* _The records_:
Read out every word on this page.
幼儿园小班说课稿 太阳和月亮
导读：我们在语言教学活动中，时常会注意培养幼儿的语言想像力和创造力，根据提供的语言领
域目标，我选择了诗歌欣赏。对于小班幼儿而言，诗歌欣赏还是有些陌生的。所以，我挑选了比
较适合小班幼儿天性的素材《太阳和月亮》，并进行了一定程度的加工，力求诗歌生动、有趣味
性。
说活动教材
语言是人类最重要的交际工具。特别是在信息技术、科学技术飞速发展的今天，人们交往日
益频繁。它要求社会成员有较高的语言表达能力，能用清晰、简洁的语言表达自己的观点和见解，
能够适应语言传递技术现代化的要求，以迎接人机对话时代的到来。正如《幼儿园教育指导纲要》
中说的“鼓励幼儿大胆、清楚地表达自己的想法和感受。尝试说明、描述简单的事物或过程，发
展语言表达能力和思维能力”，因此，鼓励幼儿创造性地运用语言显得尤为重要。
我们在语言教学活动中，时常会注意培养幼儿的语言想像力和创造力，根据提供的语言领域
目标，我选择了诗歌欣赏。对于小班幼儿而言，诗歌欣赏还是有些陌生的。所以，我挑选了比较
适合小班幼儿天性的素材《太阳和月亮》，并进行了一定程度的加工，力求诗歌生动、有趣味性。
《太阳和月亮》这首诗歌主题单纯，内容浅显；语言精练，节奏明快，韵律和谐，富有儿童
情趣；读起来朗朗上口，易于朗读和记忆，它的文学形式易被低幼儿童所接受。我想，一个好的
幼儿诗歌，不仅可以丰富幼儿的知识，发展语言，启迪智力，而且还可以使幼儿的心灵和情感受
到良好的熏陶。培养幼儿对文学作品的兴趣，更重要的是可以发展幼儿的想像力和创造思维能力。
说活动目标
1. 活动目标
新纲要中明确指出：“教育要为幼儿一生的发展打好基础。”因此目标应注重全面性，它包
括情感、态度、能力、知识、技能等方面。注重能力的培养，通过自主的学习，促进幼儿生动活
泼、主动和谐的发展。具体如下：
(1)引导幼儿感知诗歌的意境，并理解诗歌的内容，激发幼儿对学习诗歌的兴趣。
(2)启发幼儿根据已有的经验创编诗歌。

* _Goal_: Copy each line holding the word "太阳和月亮" from the listing above.

* _Solution to this exercise_:
幼儿园小班说课稿 太阳和月亮
较适合小班幼儿天性的素材《太阳和月亮》，并进行了一定程度的加工，力求诗歌生动、有趣味
适合小班幼儿天性的素材《太阳和月亮》，并进行了一定程度的加工，力求诗歌生动、有趣味性。
《太阳和月亮》这首诗歌主题单纯，内容浅显；语言精练，节奏明快，韵律和谐，富有儿童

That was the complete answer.